┌──

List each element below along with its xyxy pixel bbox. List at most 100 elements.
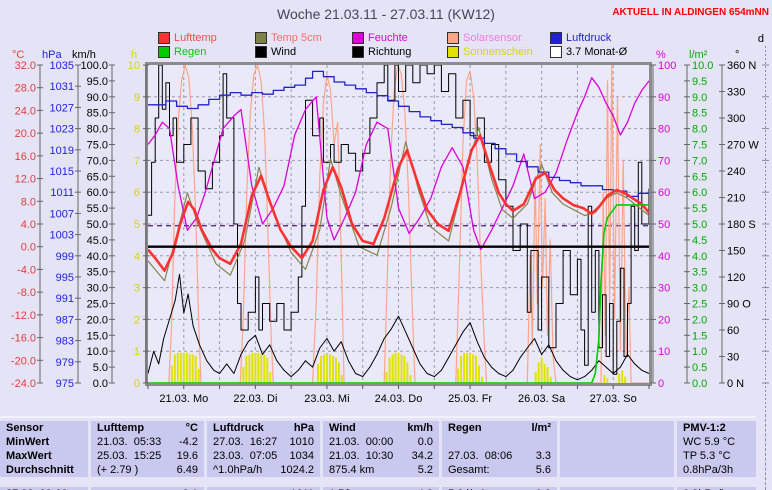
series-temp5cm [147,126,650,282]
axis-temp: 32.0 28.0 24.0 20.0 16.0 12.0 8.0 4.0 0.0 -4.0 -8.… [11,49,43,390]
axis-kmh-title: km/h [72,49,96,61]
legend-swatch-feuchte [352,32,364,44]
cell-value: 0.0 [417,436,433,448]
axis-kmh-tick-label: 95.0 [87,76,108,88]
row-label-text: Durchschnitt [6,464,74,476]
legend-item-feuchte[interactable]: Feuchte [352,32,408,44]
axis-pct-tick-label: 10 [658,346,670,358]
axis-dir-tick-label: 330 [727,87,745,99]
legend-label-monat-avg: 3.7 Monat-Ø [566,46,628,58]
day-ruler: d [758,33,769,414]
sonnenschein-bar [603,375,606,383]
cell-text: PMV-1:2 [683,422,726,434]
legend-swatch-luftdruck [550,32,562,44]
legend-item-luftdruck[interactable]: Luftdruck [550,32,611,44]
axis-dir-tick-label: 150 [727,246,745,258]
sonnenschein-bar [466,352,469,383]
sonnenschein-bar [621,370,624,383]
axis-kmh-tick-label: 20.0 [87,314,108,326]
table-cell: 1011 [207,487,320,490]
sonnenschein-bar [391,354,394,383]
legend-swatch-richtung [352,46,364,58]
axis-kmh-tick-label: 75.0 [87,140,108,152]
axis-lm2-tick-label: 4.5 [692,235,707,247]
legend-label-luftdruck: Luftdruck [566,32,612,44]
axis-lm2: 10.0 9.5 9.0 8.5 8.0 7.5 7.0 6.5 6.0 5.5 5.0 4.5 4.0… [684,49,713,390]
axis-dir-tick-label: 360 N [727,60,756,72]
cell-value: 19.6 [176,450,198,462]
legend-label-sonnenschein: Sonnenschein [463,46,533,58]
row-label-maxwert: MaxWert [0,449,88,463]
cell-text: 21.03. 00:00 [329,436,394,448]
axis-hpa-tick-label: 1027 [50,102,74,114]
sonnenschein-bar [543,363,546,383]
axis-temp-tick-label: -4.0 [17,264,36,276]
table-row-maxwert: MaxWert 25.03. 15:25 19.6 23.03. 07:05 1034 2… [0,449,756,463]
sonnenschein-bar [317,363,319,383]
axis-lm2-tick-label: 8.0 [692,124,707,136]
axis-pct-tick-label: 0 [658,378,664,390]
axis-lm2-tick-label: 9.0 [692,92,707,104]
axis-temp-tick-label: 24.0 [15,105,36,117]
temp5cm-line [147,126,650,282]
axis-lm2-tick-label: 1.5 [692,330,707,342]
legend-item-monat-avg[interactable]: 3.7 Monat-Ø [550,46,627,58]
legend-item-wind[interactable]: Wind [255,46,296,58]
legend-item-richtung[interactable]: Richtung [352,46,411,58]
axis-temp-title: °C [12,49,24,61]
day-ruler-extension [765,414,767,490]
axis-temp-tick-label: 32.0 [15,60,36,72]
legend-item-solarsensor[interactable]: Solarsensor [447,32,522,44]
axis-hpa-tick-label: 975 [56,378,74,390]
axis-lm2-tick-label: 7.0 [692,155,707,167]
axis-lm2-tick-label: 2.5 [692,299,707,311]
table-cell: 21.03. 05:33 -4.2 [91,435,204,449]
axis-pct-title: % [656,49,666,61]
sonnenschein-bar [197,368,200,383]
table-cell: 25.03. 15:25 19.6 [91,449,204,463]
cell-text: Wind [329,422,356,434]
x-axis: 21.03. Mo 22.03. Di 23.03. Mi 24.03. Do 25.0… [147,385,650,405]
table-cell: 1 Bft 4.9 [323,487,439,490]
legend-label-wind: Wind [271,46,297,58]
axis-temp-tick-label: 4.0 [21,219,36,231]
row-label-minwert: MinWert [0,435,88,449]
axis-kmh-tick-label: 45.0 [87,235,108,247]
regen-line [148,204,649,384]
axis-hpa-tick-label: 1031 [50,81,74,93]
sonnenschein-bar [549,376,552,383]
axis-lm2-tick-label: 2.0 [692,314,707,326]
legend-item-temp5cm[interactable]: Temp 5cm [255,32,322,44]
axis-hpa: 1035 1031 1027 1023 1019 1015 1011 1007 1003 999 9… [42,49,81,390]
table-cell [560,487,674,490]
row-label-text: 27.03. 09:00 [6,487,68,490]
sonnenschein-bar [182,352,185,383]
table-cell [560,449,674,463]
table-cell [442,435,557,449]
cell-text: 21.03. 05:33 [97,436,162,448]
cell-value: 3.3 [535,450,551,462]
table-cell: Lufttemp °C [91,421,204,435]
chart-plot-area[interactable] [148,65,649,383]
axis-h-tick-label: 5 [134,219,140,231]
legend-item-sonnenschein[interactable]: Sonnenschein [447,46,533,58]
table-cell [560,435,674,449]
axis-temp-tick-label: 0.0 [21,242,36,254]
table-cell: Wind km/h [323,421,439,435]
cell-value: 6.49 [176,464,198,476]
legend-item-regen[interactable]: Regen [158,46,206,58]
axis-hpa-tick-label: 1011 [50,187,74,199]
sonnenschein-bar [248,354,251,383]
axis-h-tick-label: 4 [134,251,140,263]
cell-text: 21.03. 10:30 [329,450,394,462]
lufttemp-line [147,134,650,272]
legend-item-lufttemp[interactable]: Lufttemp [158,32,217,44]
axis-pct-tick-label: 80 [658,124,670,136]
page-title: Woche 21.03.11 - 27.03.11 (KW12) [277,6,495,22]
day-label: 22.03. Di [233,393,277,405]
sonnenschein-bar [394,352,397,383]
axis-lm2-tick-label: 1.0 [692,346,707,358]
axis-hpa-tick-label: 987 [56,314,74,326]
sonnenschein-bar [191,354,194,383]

└──
┌──

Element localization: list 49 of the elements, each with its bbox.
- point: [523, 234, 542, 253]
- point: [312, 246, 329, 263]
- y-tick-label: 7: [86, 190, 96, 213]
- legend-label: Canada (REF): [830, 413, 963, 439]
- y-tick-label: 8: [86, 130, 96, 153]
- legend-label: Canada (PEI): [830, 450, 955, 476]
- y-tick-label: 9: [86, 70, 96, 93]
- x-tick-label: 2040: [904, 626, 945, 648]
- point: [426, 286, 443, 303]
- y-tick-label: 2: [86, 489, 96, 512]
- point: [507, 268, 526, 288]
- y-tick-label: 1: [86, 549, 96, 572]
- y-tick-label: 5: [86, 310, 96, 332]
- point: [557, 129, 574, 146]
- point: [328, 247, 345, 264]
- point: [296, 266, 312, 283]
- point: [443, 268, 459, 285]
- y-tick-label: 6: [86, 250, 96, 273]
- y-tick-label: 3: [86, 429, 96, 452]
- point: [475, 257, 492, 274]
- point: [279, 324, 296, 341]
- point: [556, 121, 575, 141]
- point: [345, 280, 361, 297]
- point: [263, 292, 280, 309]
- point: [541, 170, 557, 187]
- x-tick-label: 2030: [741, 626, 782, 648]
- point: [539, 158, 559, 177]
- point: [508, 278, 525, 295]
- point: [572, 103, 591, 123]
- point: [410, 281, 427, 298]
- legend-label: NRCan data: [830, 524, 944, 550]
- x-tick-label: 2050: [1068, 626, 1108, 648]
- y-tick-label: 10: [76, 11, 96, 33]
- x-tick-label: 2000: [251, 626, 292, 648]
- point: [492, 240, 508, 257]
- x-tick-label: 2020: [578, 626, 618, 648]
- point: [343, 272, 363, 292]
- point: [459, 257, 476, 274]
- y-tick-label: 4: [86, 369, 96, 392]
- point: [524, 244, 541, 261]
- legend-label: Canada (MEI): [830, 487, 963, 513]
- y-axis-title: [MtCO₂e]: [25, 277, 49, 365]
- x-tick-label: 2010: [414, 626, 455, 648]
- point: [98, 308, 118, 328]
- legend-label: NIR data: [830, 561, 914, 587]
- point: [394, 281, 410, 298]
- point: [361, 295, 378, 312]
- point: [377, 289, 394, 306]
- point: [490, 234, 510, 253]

└──

**Stated problem:**
Please count the lines in the items above that contain the string "swatch" and give only the total.

**Full response:**
3